───── Materials provided

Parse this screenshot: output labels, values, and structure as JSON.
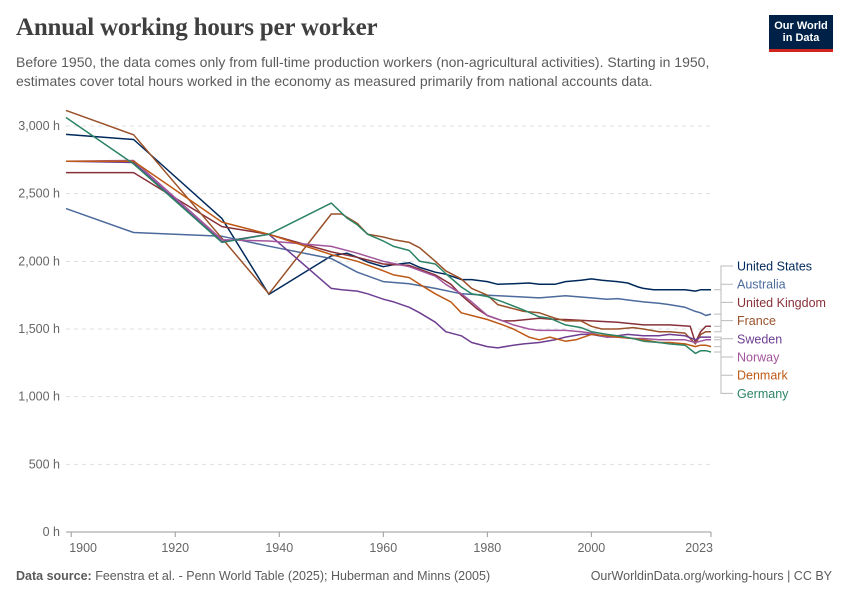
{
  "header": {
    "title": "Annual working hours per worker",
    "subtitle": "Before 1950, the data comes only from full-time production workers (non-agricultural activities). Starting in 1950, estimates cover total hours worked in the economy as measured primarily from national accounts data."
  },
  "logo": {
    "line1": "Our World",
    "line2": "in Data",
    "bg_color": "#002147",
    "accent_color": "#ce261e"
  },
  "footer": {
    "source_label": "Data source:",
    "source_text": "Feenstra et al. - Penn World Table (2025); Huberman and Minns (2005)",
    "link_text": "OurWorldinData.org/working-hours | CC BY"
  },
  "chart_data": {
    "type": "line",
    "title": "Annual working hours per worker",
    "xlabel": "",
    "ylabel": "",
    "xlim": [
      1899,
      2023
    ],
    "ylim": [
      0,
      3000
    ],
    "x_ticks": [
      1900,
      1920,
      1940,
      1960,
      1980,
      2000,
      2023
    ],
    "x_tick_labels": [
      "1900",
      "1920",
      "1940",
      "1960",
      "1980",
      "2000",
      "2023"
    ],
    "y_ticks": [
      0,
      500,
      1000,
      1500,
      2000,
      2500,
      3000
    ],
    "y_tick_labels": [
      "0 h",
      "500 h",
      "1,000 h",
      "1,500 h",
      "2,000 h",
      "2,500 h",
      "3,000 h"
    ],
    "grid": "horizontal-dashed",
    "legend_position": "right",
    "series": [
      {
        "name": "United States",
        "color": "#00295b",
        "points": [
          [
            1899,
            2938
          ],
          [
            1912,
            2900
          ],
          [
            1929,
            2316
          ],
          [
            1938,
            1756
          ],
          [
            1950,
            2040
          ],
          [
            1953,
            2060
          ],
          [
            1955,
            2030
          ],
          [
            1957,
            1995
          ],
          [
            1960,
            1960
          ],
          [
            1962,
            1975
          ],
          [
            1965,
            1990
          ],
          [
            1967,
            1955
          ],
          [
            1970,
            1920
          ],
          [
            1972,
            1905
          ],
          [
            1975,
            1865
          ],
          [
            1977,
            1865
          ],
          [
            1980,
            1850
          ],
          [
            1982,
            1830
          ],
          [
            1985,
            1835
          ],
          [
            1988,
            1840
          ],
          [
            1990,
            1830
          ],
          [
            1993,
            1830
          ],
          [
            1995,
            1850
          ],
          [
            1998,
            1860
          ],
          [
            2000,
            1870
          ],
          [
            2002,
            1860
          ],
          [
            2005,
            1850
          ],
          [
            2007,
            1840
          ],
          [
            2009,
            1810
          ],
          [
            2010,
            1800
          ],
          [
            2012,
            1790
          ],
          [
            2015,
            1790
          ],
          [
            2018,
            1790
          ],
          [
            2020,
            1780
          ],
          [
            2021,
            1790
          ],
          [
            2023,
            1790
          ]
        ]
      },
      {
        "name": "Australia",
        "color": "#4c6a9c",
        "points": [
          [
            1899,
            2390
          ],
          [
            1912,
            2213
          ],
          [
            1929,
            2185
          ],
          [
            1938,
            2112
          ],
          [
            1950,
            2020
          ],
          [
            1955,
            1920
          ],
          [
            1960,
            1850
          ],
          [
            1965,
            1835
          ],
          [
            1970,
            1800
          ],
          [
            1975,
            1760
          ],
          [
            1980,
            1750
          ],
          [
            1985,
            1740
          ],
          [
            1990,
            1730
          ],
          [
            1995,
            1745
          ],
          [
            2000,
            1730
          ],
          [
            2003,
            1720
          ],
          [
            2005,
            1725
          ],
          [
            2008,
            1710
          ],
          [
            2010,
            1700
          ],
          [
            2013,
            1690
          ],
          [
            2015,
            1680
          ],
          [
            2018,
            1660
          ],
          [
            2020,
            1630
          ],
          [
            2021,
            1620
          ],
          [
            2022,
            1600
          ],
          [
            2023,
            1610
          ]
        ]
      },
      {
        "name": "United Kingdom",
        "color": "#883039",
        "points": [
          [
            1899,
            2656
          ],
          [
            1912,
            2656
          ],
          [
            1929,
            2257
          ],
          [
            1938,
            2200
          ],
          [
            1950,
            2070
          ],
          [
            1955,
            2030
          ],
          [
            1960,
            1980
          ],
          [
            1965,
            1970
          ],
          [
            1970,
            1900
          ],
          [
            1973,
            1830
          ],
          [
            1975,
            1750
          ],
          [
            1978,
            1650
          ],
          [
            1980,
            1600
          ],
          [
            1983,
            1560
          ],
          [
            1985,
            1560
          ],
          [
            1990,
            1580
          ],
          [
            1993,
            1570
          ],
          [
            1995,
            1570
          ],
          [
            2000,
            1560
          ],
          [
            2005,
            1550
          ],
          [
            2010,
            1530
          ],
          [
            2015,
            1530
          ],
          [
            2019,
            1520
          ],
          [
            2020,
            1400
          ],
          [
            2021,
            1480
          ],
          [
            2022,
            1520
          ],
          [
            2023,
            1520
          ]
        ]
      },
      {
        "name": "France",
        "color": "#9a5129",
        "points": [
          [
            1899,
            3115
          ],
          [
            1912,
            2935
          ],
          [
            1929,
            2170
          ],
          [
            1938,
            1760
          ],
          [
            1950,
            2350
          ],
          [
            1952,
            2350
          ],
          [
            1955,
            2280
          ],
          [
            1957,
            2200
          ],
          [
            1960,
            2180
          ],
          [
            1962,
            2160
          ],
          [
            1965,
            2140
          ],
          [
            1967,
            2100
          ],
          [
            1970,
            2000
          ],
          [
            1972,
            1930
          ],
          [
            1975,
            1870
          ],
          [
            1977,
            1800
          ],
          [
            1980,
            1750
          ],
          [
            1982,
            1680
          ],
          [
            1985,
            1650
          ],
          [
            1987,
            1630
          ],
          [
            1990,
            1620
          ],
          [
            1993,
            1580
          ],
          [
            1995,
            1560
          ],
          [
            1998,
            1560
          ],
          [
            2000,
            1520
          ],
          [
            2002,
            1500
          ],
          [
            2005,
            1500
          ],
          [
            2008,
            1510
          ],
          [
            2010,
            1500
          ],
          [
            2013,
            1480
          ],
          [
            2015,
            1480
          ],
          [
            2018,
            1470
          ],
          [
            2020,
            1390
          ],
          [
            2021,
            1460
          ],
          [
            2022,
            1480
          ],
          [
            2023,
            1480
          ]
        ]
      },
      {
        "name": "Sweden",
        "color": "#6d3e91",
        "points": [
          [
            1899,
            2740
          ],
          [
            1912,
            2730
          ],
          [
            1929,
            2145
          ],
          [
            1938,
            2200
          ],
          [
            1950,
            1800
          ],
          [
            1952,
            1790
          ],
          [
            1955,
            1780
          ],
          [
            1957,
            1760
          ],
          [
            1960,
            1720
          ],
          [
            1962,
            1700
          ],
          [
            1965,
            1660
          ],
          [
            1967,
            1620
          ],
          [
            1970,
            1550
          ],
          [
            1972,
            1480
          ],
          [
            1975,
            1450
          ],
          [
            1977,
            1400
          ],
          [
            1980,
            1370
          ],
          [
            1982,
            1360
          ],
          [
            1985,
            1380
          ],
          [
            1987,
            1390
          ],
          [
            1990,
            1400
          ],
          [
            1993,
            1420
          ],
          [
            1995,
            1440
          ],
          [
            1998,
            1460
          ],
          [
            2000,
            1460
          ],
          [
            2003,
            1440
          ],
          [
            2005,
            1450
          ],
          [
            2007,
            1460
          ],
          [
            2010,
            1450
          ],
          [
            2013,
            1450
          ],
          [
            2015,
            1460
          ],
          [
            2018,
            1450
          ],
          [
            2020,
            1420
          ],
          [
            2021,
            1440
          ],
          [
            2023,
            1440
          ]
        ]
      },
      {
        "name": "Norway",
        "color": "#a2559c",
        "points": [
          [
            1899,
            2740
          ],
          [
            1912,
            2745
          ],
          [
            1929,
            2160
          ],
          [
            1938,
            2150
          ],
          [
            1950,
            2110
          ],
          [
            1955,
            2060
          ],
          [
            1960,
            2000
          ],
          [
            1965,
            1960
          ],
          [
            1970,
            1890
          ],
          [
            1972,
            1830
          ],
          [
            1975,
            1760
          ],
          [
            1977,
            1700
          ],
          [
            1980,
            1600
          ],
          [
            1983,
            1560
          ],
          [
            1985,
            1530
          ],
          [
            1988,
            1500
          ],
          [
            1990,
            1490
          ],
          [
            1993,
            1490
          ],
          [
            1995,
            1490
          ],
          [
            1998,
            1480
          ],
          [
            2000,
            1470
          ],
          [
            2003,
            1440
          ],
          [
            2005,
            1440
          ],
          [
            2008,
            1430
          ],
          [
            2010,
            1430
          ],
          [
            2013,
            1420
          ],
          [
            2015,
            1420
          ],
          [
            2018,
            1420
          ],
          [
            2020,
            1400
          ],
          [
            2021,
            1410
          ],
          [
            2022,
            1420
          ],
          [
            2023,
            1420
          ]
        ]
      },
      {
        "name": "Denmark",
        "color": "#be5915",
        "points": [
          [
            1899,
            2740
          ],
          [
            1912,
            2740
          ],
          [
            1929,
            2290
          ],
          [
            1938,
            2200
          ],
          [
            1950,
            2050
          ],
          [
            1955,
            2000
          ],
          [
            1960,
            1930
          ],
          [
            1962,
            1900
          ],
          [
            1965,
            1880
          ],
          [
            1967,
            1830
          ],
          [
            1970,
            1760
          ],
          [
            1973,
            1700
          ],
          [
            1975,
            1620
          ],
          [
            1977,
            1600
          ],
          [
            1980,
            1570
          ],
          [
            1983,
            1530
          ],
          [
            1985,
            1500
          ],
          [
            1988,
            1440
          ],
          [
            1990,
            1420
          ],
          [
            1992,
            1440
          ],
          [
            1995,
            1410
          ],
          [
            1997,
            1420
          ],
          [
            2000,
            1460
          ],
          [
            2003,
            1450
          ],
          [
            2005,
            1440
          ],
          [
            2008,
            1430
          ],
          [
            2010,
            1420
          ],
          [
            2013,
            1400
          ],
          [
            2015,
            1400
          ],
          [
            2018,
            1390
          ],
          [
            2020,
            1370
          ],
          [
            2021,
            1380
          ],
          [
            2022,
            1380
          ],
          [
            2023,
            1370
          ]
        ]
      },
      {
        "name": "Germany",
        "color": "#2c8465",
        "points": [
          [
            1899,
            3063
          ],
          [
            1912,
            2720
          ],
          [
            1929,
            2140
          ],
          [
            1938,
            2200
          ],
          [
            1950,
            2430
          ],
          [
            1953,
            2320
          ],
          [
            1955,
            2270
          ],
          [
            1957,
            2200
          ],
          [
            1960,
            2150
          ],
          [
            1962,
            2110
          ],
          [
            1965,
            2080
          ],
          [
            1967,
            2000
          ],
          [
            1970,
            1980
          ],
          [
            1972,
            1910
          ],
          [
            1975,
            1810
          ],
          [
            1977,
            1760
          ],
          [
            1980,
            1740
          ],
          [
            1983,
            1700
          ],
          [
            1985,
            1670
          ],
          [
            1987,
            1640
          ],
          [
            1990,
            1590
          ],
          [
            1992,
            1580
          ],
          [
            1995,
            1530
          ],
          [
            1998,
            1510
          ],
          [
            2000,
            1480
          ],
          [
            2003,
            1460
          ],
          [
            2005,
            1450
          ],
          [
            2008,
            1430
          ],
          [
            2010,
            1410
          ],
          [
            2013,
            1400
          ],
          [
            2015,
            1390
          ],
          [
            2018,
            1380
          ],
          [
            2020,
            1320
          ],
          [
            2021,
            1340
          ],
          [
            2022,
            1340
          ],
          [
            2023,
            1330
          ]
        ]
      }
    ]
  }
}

──────────
───── Materials provided

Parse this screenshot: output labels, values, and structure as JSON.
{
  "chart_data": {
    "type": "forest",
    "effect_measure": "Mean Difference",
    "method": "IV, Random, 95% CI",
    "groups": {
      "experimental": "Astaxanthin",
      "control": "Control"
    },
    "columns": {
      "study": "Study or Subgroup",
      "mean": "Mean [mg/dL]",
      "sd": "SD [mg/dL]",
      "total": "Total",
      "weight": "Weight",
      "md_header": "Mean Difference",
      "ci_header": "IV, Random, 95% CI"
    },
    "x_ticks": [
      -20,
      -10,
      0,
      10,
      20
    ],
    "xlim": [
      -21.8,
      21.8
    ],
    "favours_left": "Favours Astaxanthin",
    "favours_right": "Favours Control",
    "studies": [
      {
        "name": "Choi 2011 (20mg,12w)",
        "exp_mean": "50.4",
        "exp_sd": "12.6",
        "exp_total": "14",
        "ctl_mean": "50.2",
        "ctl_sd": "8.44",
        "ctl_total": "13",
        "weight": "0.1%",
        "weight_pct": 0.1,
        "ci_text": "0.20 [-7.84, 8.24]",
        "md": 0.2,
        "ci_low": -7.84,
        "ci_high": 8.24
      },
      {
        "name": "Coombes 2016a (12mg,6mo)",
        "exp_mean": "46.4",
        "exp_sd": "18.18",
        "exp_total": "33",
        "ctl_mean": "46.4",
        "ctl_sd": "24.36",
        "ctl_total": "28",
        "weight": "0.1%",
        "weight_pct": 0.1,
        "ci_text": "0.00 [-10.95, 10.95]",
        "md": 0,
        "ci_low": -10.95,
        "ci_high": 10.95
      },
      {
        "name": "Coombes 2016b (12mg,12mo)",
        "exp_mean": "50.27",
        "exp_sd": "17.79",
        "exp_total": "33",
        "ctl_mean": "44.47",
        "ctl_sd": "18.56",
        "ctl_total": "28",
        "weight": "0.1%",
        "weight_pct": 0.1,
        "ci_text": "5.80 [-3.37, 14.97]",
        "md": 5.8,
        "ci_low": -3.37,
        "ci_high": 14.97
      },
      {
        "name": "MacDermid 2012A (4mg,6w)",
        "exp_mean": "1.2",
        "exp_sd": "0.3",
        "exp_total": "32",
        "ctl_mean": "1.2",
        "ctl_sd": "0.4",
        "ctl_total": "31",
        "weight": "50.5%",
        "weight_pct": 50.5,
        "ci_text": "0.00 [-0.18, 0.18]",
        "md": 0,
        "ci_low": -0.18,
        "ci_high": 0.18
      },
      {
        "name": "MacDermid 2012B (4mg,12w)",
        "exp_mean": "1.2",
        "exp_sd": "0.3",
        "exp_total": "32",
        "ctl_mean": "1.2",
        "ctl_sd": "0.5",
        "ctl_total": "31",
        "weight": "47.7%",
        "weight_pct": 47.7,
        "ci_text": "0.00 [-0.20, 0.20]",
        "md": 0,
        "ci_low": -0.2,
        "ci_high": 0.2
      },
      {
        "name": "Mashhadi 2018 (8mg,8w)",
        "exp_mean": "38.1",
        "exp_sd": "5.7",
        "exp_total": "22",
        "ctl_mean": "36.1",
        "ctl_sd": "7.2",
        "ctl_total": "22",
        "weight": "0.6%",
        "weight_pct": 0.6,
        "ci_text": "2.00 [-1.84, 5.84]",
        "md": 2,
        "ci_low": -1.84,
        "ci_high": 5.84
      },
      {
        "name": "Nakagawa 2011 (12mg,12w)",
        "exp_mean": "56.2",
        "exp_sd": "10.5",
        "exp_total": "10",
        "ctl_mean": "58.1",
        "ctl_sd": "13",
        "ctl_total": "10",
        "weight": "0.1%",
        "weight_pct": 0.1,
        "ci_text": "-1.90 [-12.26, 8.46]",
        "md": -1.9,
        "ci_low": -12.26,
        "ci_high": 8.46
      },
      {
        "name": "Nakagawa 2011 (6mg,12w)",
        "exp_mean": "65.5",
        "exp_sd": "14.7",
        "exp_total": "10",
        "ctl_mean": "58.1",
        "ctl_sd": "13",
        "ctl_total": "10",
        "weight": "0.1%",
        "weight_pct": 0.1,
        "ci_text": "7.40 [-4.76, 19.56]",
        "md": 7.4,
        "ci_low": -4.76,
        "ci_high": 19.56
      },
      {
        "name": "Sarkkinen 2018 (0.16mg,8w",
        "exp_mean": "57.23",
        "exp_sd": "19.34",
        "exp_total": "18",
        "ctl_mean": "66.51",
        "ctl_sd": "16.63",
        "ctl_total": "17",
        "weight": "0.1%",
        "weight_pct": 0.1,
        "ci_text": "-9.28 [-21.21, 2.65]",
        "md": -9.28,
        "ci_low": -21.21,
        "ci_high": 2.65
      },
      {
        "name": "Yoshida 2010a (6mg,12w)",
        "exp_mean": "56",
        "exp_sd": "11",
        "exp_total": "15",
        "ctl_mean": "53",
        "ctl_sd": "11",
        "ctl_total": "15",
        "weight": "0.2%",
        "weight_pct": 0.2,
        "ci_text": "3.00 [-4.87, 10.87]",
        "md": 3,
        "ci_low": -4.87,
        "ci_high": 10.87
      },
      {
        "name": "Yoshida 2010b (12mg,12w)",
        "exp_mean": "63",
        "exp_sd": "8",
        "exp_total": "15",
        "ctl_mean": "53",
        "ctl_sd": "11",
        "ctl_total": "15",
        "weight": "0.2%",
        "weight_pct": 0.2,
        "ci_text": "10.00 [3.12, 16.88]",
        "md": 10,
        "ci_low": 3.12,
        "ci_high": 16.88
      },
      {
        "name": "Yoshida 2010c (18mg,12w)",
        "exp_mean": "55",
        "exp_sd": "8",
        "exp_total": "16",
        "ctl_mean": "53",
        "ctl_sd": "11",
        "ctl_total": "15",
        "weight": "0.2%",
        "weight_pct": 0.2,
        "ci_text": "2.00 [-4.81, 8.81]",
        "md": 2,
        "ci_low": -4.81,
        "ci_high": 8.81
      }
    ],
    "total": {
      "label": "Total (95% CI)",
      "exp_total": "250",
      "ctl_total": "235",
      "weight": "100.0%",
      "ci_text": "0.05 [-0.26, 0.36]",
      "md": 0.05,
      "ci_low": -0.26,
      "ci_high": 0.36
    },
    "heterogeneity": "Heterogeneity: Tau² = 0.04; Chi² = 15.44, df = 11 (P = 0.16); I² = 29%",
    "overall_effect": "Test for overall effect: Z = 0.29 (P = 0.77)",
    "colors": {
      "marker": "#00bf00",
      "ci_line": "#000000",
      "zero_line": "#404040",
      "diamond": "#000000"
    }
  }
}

──────────

Challenge — Within the listing above, find every line containing the string "Favours" and return it.

Written solution —
    "favours_left": "Favours Astaxanthin",
    "favours_right": "Favours Control",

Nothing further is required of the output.